++++ Data provided

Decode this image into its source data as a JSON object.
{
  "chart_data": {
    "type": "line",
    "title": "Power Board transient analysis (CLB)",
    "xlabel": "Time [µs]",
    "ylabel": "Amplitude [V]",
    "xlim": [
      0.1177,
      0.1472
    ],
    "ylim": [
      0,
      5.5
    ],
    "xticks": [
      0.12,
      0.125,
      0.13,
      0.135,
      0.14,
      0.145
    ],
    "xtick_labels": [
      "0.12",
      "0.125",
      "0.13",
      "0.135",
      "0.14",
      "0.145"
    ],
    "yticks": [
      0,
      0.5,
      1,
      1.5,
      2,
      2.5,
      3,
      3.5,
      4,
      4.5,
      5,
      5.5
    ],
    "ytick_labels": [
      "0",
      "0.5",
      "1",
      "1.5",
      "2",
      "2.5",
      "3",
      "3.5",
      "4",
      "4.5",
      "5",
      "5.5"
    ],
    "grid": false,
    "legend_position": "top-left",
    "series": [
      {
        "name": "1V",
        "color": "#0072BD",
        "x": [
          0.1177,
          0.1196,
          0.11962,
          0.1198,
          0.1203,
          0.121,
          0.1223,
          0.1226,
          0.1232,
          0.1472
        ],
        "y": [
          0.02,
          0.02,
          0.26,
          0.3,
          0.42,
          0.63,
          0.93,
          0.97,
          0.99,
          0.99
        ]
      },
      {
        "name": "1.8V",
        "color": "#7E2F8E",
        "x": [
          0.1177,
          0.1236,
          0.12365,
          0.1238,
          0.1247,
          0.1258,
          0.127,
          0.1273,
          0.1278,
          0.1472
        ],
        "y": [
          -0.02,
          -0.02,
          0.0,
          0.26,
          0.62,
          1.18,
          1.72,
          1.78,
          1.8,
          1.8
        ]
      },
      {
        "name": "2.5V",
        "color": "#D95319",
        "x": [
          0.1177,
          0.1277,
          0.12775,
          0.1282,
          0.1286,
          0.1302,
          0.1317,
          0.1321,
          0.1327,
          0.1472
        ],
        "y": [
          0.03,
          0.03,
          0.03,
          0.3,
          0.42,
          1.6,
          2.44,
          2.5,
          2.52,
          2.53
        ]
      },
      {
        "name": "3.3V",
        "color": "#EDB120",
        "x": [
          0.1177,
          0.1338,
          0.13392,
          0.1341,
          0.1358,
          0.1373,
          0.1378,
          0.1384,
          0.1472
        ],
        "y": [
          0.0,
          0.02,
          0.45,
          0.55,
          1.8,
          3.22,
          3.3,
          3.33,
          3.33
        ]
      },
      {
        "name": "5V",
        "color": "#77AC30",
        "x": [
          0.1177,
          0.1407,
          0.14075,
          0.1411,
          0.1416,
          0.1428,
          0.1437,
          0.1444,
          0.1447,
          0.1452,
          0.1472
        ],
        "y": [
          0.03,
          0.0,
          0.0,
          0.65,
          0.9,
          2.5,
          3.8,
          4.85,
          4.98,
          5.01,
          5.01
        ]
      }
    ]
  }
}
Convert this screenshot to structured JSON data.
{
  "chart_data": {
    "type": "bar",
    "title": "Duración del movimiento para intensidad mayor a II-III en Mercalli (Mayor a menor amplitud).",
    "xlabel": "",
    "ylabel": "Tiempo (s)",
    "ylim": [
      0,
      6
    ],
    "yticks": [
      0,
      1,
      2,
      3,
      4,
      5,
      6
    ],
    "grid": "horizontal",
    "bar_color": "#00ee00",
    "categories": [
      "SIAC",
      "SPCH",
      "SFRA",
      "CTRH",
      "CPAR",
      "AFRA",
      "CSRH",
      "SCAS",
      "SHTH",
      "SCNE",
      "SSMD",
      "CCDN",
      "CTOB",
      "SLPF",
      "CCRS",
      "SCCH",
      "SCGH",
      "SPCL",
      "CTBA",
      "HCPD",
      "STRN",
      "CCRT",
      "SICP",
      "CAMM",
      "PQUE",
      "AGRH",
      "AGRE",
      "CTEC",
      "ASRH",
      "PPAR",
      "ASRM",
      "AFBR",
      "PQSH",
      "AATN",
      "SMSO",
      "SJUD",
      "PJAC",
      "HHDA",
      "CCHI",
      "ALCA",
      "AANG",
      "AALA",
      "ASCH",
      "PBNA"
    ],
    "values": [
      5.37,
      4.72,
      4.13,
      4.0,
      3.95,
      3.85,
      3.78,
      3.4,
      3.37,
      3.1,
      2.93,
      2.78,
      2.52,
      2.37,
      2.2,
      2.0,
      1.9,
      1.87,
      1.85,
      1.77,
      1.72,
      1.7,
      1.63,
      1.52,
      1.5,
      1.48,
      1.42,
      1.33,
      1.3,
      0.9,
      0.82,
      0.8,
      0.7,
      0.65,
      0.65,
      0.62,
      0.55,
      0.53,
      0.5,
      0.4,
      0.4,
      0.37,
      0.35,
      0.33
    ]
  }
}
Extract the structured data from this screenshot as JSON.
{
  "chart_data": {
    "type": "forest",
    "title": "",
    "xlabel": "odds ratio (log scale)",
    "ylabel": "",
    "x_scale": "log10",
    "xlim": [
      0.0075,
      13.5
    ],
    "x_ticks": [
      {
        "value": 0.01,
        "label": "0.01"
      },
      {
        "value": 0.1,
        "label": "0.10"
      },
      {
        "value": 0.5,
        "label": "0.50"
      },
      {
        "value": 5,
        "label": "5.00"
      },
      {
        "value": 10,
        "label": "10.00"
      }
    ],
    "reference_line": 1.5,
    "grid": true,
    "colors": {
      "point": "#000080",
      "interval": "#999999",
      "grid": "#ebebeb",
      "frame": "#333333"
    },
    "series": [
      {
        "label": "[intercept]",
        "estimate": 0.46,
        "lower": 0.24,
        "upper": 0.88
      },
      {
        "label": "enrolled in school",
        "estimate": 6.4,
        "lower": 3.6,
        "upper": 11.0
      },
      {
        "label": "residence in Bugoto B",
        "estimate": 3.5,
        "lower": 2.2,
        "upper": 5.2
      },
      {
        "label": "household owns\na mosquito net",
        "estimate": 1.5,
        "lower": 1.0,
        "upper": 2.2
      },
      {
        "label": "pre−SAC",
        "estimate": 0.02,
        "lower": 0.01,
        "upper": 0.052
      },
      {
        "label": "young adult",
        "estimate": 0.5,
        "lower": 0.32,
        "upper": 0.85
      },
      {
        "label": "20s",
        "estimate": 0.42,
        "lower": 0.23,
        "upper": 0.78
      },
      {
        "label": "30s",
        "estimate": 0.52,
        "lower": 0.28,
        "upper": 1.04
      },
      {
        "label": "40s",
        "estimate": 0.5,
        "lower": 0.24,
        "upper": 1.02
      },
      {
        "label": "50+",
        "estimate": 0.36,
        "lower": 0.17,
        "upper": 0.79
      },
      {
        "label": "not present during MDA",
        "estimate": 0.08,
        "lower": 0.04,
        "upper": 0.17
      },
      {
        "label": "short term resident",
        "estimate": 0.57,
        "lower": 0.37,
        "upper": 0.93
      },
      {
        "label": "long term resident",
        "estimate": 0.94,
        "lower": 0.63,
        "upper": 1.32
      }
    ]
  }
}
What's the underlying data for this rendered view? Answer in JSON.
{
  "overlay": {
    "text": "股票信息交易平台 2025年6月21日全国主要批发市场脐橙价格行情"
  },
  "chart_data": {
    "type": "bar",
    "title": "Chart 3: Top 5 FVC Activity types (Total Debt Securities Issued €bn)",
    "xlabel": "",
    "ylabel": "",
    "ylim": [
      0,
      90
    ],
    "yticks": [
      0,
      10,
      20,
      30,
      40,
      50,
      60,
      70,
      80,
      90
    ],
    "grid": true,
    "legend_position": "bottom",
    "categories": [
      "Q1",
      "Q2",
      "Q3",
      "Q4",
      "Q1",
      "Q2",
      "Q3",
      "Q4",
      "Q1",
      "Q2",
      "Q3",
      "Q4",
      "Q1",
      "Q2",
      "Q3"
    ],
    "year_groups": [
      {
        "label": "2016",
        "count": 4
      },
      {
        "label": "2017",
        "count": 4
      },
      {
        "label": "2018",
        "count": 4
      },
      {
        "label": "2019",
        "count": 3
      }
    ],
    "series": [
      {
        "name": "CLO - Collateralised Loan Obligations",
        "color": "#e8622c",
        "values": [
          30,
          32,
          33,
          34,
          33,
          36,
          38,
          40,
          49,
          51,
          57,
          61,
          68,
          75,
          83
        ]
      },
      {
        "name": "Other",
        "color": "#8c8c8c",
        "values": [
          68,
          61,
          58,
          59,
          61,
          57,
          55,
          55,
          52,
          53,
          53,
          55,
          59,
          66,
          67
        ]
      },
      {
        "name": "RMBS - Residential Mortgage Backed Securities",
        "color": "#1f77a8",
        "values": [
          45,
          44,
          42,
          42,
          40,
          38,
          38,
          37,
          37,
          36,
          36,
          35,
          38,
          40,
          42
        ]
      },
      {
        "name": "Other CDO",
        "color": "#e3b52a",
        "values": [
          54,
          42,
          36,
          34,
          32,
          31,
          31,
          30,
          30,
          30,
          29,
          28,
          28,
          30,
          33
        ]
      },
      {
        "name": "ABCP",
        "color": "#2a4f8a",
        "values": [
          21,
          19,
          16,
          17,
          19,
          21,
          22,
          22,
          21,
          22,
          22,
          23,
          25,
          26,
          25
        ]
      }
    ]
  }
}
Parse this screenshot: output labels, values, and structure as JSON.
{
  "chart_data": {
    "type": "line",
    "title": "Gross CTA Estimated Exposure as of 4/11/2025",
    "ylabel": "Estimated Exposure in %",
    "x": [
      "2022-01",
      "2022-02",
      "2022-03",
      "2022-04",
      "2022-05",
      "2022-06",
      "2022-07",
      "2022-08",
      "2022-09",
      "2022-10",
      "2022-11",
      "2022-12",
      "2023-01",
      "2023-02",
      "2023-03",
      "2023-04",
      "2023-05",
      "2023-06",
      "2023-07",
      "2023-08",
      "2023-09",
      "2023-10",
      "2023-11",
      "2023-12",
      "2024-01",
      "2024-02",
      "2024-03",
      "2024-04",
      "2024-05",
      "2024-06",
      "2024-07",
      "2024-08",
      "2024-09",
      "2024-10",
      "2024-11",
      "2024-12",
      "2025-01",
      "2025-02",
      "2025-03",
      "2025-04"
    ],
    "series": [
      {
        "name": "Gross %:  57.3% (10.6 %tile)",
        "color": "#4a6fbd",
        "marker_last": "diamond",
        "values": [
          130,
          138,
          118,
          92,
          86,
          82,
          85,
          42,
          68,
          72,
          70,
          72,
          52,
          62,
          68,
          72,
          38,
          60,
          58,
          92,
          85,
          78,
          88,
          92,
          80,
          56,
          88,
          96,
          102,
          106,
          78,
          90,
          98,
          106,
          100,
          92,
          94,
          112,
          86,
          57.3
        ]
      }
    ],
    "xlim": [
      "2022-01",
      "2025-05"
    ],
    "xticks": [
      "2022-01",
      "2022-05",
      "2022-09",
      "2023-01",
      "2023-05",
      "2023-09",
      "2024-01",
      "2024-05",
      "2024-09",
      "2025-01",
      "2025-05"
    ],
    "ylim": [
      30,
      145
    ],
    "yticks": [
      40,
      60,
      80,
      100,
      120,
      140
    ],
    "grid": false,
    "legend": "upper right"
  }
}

++++++++

◆ **What to work on**: Search the listing for the word "JSON". Copy every line in which it occurs.

◆ **Response to this task**:
Decode this image into its source data as a JSON object.
Convert this screenshot to structured JSON data.
Extract the structured data from this screenshot as JSON.
What's the underlying data for this rendered view? Answer in JSON.
Parse this screenshot: output labels, values, and structure as JSON.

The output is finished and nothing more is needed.